◆ **Exercise task**
Every record here should be printed again exactly.

◆ **Items**
——
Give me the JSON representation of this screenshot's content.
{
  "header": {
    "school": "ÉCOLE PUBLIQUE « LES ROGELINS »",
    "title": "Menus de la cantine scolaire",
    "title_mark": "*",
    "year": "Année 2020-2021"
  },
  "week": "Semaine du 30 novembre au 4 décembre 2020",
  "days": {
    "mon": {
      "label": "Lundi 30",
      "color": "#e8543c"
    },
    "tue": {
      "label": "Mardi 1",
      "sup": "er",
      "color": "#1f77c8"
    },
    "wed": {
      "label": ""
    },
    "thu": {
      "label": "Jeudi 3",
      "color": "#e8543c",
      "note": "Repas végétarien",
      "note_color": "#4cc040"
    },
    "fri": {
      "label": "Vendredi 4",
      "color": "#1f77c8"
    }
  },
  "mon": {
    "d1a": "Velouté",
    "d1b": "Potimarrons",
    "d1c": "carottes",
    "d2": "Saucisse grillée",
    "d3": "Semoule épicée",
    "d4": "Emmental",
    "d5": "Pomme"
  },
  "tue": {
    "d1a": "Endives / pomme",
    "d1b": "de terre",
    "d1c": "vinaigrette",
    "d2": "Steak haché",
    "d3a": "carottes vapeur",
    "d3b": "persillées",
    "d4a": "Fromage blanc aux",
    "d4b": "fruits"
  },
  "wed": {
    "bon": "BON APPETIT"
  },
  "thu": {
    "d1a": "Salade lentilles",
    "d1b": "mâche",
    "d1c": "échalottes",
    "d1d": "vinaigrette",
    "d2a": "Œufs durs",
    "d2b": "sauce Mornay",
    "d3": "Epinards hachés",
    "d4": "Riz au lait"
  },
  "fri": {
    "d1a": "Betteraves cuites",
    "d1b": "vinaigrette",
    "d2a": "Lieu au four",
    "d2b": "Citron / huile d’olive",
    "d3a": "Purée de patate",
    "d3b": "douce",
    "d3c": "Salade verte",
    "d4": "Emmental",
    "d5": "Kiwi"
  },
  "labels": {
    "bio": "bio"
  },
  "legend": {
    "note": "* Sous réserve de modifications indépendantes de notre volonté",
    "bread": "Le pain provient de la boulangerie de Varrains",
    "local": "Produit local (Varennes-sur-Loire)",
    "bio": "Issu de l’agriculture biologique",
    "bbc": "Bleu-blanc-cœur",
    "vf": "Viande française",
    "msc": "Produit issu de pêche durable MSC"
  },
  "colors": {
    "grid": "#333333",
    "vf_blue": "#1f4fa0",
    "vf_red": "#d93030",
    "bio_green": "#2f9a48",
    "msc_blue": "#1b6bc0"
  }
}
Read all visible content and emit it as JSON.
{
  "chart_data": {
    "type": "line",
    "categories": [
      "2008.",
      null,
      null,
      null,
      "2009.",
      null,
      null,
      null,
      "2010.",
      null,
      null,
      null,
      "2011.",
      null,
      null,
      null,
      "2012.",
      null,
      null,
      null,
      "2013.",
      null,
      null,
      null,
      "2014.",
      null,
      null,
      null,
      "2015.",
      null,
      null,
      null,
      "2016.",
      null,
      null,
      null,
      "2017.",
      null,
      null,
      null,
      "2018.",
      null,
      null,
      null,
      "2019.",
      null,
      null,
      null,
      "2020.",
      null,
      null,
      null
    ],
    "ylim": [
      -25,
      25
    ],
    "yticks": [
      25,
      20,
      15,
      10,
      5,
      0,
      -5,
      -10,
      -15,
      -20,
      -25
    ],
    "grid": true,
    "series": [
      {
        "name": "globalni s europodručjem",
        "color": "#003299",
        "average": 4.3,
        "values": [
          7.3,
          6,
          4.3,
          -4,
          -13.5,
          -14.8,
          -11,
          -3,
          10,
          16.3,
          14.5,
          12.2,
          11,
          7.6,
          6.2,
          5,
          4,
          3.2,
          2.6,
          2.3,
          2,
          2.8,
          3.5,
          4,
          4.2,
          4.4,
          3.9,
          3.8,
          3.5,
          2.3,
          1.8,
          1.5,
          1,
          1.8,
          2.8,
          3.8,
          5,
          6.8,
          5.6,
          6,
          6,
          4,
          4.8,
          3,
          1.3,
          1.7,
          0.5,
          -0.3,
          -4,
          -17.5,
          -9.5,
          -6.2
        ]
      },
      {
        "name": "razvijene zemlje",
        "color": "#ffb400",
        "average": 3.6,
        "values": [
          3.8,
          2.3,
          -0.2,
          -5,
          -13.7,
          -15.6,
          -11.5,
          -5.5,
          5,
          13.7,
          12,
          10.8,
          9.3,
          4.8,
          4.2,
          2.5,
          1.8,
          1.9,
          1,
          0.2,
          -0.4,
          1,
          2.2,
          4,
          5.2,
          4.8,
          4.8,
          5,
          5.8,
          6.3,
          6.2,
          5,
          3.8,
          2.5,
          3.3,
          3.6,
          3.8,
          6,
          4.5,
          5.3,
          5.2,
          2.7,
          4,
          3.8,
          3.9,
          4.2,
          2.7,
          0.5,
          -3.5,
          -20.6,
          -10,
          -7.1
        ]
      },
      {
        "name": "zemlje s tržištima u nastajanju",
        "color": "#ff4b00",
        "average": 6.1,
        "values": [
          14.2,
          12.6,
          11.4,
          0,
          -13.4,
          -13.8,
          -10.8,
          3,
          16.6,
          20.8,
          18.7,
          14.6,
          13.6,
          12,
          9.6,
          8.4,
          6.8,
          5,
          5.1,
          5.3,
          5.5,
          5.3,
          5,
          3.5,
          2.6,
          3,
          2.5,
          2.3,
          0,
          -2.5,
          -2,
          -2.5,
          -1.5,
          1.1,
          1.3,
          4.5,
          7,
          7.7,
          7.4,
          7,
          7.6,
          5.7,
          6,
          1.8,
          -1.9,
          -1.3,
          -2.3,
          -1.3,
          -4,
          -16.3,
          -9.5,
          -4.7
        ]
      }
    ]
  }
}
——
◆ **Response below**
Give me the JSON representation of this screenshot's content.
{
  "header": {
    "school": "ÉCOLE PUBLIQUE « LES ROGELINS »",
    "title": "Menus de la cantine scolaire",
    "title_mark": "*",
    "year": "Année 2020-2021"
  },
  "week": "Semaine du 30 novembre au 4 décembre 2020",
  "days": {
    "mon": {
      "label": "Lundi 30",
      "color": "#e8543c"
    },
    "tue": {
      "label": "Mardi 1",
      "sup": "er",
      "color": "#1f77c8"
    },
    "wed": {
      "label": ""
    },
    "thu": {
      "label": "Jeudi 3",
      "color": "#e8543c",
      "note": "Repas végétarien",
      "note_color": "#4cc040"
    },
    "fri": {
      "label": "Vendredi 4",
      "color": "#1f77c8"
    }
  },
  "mon": {
    "d1a": "Velouté",
    "d1b": "Potimarrons",
    "d1c": "carottes",
    "d2": "Saucisse grillée",
    "d3": "Semoule épicée",
    "d4": "Emmental",
    "d5": "Pomme"
  },
  "tue": {
    "d1a": "Endives / pomme",
    "d1b": "de terre",
    "d1c": "vinaigrette",
    "d2": "Steak haché",
    "d3a": "carottes vapeur",
    "d3b": "persillées",
    "d4a": "Fromage blanc aux",
    "d4b": "fruits"
  },
  "wed": {
    "bon": "BON APPETIT"
  },
  "thu": {
    "d1a": "Salade lentilles",
    "d1b": "mâche",
    "d1c": "échalottes",
    "d1d": "vinaigrette",
    "d2a": "Œufs durs",
    "d2b": "sauce Mornay",
    "d3": "Epinards hachés",
    "d4": "Riz au lait"
  },
  "fri": {
    "d1a": "Betteraves cuites",
    "d1b": "vinaigrette",
    "d2a": "Lieu au four",
    "d2b": "Citron / huile d’olive",
    "d3a": "Purée de patate",
    "d3b": "douce",
    "d3c": "Salade verte",
    "d4": "Emmental",
    "d5": "Kiwi"
  },
  "labels": {
    "bio": "bio"
  },
  "legend": {
    "note": "* Sous réserve de modifications indépendantes de notre volonté",
    "bread": "Le pain provient de la boulangerie de Varrains",
    "local": "Produit local (Varennes-sur-Loire)",
    "bio": "Issu de l’agriculture biologique",
    "bbc": "Bleu-blanc-cœur",
    "vf": "Viande française",
    "msc": "Produit issu de pêche durable MSC"
  },
  "colors": {
    "grid": "#333333",
    "vf_blue": "#1f4fa0",
    "vf_red": "#d93030",
    "bio_green": "#2f9a48",
    "msc_blue": "#1b6bc0"
  }
}
Read all visible content and emit it as JSON.
{
  "chart_data": {
    "type": "line",
    "categories": [
      "2008.",
      null,
      null,
      null,
      "2009.",
      null,
      null,
      null,
      "2010.",
      null,
      null,
      null,
      "2011.",
      null,
      null,
      null,
      "2012.",
      null,
      null,
      null,
      "2013.",
      null,
      null,
      null,
      "2014.",
      null,
      null,
      null,
      "2015.",
      null,
      null,
      null,
      "2016.",
      null,
      null,
      null,
      "2017.",
      null,
      null,
      null,
      "2018.",
      null,
      null,
      null,
      "2019.",
      null,
      null,
      null,
      "2020.",
      null,
      null,
      null
    ],
    "ylim": [
      -25,
      25
    ],
    "yticks": [
      25,
      20,
      15,
      10,
      5,
      0,
      -5,
      -10,
      -15,
      -20,
      -25
    ],
    "grid": true,
    "series": [
      {
        "name": "globalni s europodručjem",
        "color": "#003299",
        "average": 4.3,
        "values": [
          7.3,
          6,
          4.3,
          -4,
          -13.5,
          -14.8,
          -11,
          -3,
          10,
          16.3,
          14.5,
          12.2,
          11,
          7.6,
          6.2,
          5,
          4,
          3.2,
          2.6,
          2.3,
          2,
          2.8,
          3.5,
          4,
          4.2,
          4.4,
          3.9,
          3.8,
          3.5,
          2.3,
          1.8,
          1.5,
          1,
          1.8,
          2.8,
          3.8,
          5,
          6.8,
          5.6,
          6,
          6,
          4,
          4.8,
          3,
          1.3,
          1.7,
          0.5,
          -0.3,
          -4,
          -17.5,
          -9.5,
          -6.2
        ]
      },
      {
        "name": "razvijene zemlje",
        "color": "#ffb400",
        "average": 3.6,
        "values": [
          3.8,
          2.3,
          -0.2,
          -5,
          -13.7,
          -15.6,
          -11.5,
          -5.5,
          5,
          13.7,
          12,
          10.8,
          9.3,
          4.8,
          4.2,
          2.5,
          1.8,
          1.9,
          1,
          0.2,
          -0.4,
          1,
          2.2,
          4,
          5.2,
          4.8,
          4.8,
          5,
          5.8,
          6.3,
          6.2,
          5,
          3.8,
          2.5,
          3.3,
          3.6,
          3.8,
          6,
          4.5,
          5.3,
          5.2,
          2.7,
          4,
          3.8,
          3.9,
          4.2,
          2.7,
          0.5,
          -3.5,
          -20.6,
          -10,
          -7.1
        ]
      },
      {
        "name": "zemlje s tržištima u nastajanju",
        "color": "#ff4b00",
        "average": 6.1,
        "values": [
          14.2,
          12.6,
          11.4,
          0,
          -13.4,
          -13.8,
          -10.8,
          3,
          16.6,
          20.8,
          18.7,
          14.6,
          13.6,
          12,
          9.6,
          8.4,
          6.8,
          5,
          5.1,
          5.3,
          5.5,
          5.3,
          5,
          3.5,
          2.6,
          3,
          2.5,
          2.3,
          0,
          -2.5,
          -2,
          -2.5,
          -1.5,
          1.1,
          1.3,
          4.5,
          7,
          7.7,
          7.4,
          7,
          7.6,
          5.7,
          6,
          1.8,
          -1.9,
          -1.3,
          -2.3,
          -1.3,
          -4,
          -16.3,
          -9.5,
          -4.7
        ]
      }
    ]
  }
}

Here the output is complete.